Entries provided ::
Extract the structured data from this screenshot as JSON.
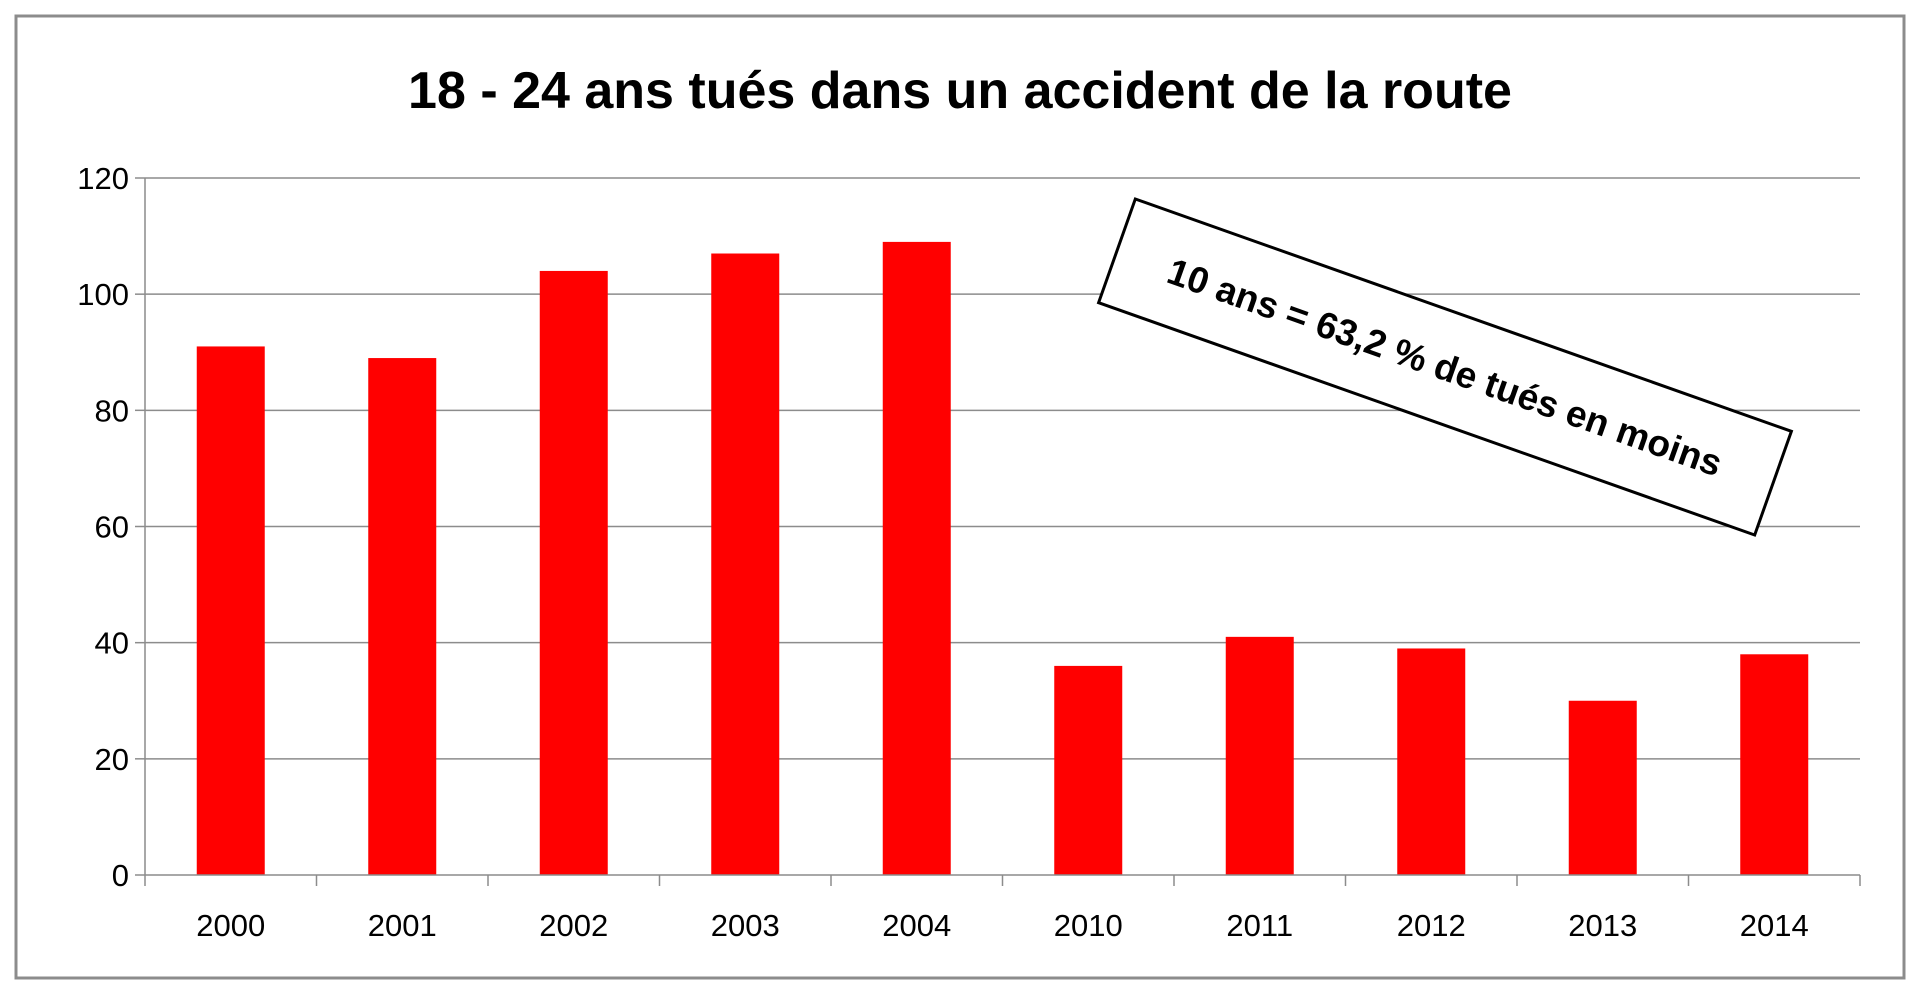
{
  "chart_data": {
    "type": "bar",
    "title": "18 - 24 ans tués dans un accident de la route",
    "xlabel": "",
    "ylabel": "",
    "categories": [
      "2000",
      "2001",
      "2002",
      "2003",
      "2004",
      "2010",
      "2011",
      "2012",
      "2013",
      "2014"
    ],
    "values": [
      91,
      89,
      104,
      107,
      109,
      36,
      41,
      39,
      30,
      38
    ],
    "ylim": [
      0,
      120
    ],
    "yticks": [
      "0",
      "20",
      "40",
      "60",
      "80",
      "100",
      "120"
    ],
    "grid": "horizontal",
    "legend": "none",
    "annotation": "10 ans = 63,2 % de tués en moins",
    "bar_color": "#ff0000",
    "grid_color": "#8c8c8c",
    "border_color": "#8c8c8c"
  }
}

...

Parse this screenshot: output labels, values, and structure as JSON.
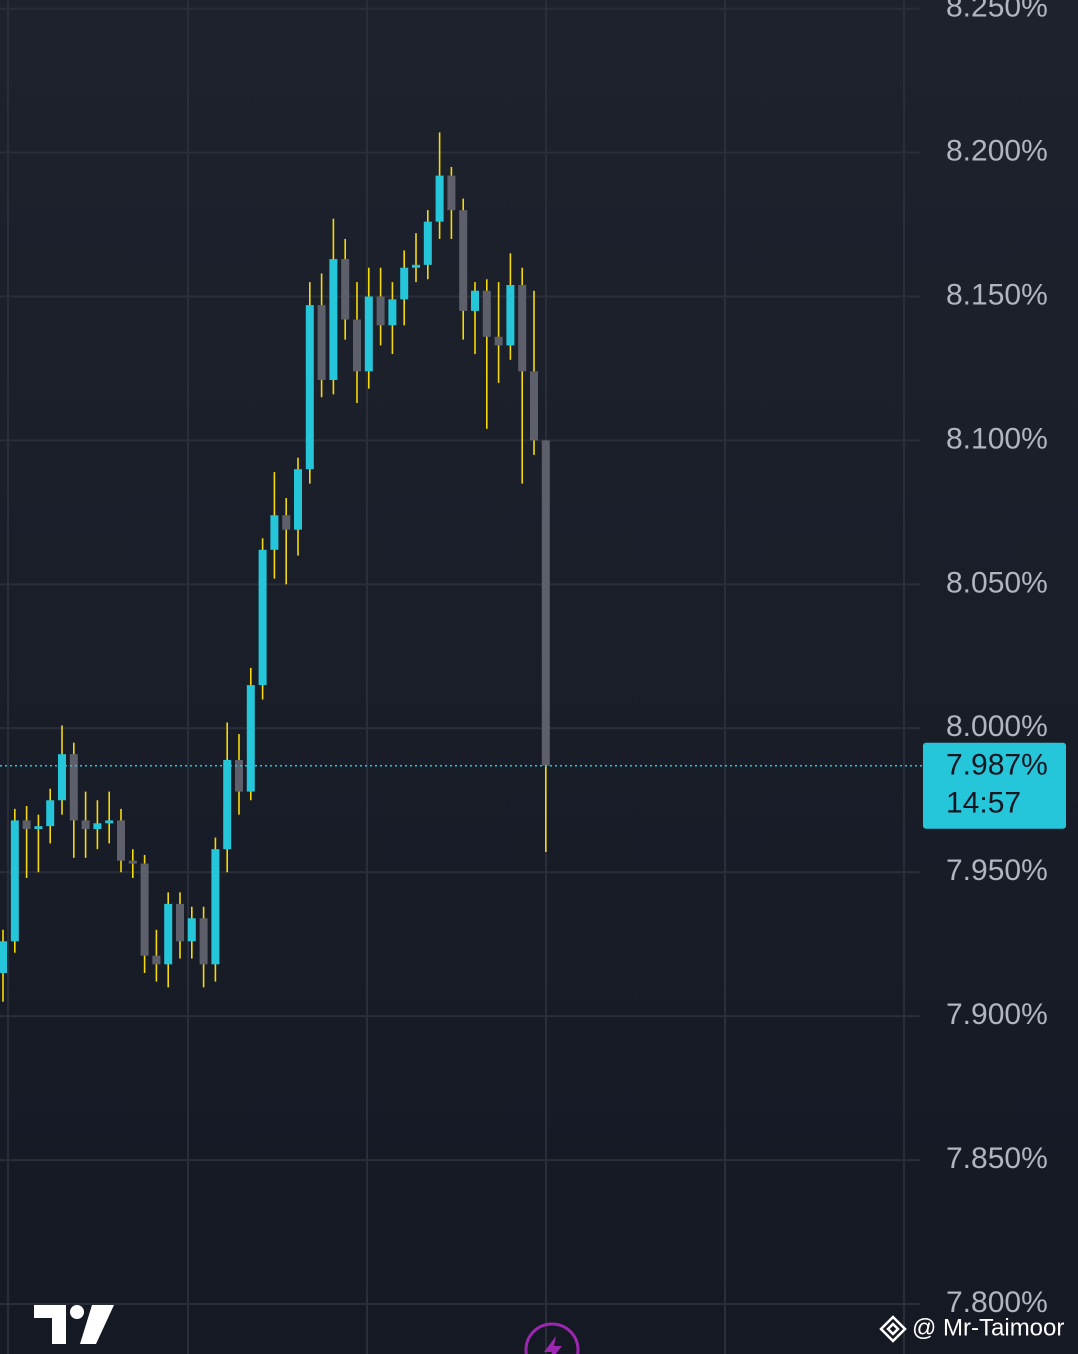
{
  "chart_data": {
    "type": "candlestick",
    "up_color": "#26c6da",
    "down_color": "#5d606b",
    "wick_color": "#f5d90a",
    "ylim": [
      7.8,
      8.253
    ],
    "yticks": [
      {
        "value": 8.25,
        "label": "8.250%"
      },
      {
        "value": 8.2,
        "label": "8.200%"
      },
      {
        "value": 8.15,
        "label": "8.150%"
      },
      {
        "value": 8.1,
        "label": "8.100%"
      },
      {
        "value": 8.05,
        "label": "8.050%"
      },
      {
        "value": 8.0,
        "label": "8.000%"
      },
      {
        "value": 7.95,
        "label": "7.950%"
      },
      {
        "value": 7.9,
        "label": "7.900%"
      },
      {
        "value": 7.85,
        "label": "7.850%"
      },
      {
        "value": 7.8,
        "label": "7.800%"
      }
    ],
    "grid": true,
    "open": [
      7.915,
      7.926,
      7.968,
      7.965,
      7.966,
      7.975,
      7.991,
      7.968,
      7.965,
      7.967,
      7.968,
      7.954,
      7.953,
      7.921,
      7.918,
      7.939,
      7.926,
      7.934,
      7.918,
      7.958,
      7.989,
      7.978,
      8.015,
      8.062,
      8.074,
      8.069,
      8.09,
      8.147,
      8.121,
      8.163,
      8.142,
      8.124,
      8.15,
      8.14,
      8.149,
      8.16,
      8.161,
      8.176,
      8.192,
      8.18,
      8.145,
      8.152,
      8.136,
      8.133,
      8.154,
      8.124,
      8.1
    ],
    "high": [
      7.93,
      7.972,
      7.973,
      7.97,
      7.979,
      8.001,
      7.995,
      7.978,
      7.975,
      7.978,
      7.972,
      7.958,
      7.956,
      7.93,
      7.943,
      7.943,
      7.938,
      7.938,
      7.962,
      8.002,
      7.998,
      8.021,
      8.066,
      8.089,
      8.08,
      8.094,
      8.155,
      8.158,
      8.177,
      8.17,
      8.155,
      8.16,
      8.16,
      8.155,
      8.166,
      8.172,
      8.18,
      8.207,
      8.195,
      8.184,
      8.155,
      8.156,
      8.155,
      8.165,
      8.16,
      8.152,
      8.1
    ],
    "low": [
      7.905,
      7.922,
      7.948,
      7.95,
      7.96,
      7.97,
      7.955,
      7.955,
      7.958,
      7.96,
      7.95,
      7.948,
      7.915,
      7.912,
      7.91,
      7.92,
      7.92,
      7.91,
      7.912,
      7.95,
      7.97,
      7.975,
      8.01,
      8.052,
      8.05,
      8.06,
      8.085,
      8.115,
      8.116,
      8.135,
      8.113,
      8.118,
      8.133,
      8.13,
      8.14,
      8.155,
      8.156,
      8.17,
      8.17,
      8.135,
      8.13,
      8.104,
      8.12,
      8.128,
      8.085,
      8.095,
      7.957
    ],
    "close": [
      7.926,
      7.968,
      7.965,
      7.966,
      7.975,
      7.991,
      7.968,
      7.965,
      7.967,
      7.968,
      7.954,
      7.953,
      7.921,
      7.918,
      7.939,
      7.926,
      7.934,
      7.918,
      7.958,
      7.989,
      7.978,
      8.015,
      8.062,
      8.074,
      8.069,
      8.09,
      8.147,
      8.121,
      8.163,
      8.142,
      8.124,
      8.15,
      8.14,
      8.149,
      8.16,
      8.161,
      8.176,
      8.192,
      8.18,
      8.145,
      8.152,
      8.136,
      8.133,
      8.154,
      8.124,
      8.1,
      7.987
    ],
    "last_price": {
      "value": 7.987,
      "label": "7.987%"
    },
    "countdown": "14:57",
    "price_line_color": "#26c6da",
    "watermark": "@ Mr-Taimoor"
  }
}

* * *

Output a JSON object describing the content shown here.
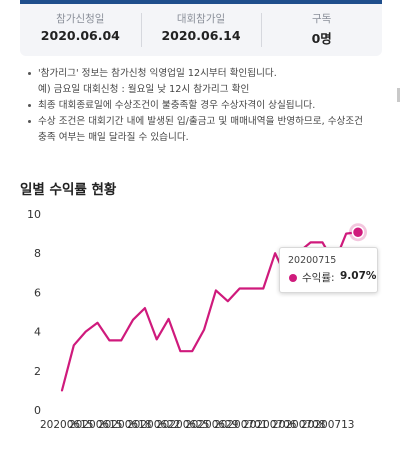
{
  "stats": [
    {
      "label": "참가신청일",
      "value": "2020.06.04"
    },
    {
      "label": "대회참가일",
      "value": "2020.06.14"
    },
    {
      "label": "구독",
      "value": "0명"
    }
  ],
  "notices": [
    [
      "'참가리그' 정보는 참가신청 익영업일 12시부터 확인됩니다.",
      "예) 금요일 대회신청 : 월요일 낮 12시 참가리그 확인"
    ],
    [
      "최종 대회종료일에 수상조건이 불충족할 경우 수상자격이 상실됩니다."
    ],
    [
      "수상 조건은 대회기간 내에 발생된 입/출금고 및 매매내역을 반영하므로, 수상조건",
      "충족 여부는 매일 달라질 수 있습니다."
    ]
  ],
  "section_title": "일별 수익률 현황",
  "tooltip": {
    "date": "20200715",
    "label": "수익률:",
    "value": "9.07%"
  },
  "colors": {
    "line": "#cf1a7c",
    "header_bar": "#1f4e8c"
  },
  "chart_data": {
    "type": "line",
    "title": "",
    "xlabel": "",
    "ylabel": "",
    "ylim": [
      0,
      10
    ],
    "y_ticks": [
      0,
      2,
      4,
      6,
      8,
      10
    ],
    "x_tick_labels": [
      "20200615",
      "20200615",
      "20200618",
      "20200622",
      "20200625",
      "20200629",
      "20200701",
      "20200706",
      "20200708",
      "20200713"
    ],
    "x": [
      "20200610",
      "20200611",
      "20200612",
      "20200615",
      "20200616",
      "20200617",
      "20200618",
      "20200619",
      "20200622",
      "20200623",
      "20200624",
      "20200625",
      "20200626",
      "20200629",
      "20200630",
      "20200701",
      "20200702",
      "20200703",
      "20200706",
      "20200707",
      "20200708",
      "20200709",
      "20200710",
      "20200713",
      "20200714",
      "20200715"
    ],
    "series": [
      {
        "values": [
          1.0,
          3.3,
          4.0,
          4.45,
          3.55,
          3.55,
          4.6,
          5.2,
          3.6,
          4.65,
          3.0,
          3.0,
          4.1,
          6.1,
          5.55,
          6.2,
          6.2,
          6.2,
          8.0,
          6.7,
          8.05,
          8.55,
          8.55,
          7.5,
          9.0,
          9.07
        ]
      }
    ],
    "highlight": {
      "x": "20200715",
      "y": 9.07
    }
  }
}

Exercise prompt ::
Where does the word "this" appear? Return each line that holds it.

The response ::
Extract the structured data from this screenshot as JSON.
Parse this screenshot: output labels, values, and structure as JSON.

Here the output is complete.